— Start of Raw data —

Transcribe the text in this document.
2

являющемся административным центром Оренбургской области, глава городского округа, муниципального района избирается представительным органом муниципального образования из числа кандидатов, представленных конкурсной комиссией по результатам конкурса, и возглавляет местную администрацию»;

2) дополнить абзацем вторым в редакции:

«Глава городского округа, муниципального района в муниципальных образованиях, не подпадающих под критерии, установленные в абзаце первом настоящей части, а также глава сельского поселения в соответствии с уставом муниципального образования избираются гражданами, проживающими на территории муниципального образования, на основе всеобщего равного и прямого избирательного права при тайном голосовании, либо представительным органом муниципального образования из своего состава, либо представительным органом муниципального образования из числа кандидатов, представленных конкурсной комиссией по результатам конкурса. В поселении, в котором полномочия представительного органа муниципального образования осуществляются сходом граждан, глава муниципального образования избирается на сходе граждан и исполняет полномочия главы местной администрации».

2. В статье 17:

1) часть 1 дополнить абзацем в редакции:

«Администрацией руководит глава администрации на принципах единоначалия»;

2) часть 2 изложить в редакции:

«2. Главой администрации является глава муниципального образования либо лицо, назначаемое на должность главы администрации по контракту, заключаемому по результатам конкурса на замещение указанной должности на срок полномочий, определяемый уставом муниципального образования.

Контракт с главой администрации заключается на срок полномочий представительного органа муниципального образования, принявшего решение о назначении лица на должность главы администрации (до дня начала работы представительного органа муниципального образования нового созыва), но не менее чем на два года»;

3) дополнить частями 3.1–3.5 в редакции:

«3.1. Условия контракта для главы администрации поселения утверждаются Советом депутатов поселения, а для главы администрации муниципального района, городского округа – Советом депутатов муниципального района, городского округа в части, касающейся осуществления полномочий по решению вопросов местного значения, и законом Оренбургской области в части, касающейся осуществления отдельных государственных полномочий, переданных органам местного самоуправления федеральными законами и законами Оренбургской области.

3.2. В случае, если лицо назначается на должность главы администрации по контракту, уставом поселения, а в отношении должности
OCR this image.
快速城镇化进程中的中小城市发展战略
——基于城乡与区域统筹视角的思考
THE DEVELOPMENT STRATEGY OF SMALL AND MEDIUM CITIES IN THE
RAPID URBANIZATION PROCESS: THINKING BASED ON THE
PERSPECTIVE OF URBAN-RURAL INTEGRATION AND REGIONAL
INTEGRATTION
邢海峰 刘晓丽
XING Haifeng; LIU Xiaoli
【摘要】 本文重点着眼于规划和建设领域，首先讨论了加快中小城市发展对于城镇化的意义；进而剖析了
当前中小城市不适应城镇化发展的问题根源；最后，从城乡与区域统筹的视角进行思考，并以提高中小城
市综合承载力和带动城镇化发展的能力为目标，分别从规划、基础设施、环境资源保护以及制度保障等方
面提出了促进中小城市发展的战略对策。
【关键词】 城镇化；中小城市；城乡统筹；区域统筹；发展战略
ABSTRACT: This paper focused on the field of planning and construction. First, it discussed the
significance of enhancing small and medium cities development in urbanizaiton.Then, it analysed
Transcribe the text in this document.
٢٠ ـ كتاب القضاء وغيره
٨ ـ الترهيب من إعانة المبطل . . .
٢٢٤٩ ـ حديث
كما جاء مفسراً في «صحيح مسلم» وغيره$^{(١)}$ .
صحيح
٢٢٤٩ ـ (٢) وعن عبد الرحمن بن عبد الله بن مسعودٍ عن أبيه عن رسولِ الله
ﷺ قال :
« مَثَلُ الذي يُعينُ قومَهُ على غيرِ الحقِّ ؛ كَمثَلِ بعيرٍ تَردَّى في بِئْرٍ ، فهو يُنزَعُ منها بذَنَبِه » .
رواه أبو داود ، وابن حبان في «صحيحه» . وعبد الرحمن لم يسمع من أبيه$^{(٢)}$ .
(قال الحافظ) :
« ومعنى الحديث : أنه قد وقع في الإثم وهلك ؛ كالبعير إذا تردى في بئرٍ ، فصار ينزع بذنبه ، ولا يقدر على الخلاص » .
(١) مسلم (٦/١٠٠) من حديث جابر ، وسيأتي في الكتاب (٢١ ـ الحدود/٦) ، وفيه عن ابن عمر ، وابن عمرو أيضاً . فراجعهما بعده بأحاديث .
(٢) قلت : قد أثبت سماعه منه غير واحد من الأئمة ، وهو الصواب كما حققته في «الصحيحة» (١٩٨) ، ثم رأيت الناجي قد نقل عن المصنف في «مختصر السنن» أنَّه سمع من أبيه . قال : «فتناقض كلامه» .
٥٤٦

— End of Raw data —

**Problem to solve:** Extract each record, keeping it identical to the original.

**Answer:**
Transcribe the text in this document.
2

являющемся административным центром Оренбургской области, глава городского округа, муниципального района избирается представительным органом муниципального образования из числа кандидатов, представленных конкурсной комиссией по результатам конкурса, и возглавляет местную администрацию»;

2) дополнить абзацем вторым в редакции:

«Глава городского округа, муниципального района в муниципальных образованиях, не подпадающих под критерии, установленные в абзаце первом настоящей части, а также глава сельского поселения в соответствии с уставом муниципального образования избираются гражданами, проживающими на территории муниципального образования, на основе всеобщего равного и прямого избирательного права при тайном голосовании, либо представительным органом муниципального образования из своего состава, либо представительным органом муниципального образования из числа кандидатов, представленных конкурсной комиссией по результатам конкурса. В поселении, в котором полномочия представительного органа муниципального образования осуществляются сходом граждан, глава муниципального образования избирается на сходе граждан и исполняет полномочия главы местной администрации».

2. В статье 17:

1) часть 1 дополнить абзацем в редакции:

«Администрацией руководит глава администрации на принципах единоначалия»;

2) часть 2 изложить в редакции:

«2. Главой администрации является глава муниципального образования либо лицо, назначаемое на должность главы администрации по контракту, заключаемому по результатам конкурса на замещение указанной должности на срок полномочий, определяемый уставом муниципального образования.

Контракт с главой администрации заключается на срок полномочий представительного органа муниципального образования, принявшего решение о назначении лица на должность главы администрации (до дня начала работы представительного органа муниципального образования нового созыва), но не менее чем на два года»;

3) дополнить частями 3.1–3.5 в редакции:

«3.1. Условия контракта для главы администрации поселения утверждаются Советом депутатов поселения, а для главы администрации муниципального района, городского округа – Советом депутатов муниципального района, городского округа в части, касающейся осуществления полномочий по решению вопросов местного значения, и законом Оренбургской области в части, касающейся осуществления отдельных государственных полномочий, переданных органам местного самоуправления федеральными законами и законами Оренбургской области.

3.2. В случае, если лицо назначается на должность главы администрации по контракту, уставом поселения, а в отношении должности
OCR this image.
快速城镇化进程中的中小城市发展战略
——基于城乡与区域统筹视角的思考
THE DEVELOPMENT STRATEGY OF SMALL AND MEDIUM CITIES IN THE
RAPID URBANIZATION PROCESS: THINKING BASED ON THE
PERSPECTIVE OF URBAN-RURAL INTEGRATION AND REGIONAL
INTEGRATTION
邢海峰 刘晓丽
XING Haifeng; LIU Xiaoli
【摘要】 本文重点着眼于规划和建设领域，首先讨论了加快中小城市发展对于城镇化的意义；进而剖析了
当前中小城市不适应城镇化发展的问题根源；最后，从城乡与区域统筹的视角进行思考，并以提高中小城
市综合承载力和带动城镇化发展的能力为目标，分别从规划、基础设施、环境资源保护以及制度保障等方
面提出了促进中小城市发展的战略对策。
【关键词】 城镇化；中小城市；城乡统筹；区域统筹；发展战略
ABSTRACT: This paper focused on the field of planning and construction. First, it discussed the
significance of enhancing small and medium cities development in urbanizaiton.Then, it analysed
Transcribe the text in this document.
٢٠ ـ كتاب القضاء وغيره
٨ ـ الترهيب من إعانة المبطل . . .
٢٢٤٩ ـ حديث
كما جاء مفسراً في «صحيح مسلم» وغيره$^{(١)}$ .
صحيح
٢٢٤٩ ـ (٢) وعن عبد الرحمن بن عبد الله بن مسعودٍ عن أبيه عن رسولِ الله
ﷺ قال :
« مَثَلُ الذي يُعينُ قومَهُ على غيرِ الحقِّ ؛ كَمثَلِ بعيرٍ تَردَّى في بِئْرٍ ، فهو يُنزَعُ منها بذَنَبِه » .
رواه أبو داود ، وابن حبان في «صحيحه» . وعبد الرحمن لم يسمع من أبيه$^{(٢)}$ .
(قال الحافظ) :
« ومعنى الحديث : أنه قد وقع في الإثم وهلك ؛ كالبعير إذا تردى في بئرٍ ، فصار ينزع بذنبه ، ولا يقدر على الخلاص » .
(١) مسلم (٦/١٠٠) من حديث جابر ، وسيأتي في الكتاب (٢١ ـ الحدود/٦) ، وفيه عن ابن عمر ، وابن عمرو أيضاً . فراجعهما بعده بأحاديث .
(٢) قلت : قد أثبت سماعه منه غير واحد من الأئمة ، وهو الصواب كما حققته في «الصحيحة» (١٩٨) ، ثم رأيت الناجي قد نقل عن المصنف في «مختصر السنن» أنَّه سمع من أبيه . قال : «فتناقض كلامه» .
٥٤٦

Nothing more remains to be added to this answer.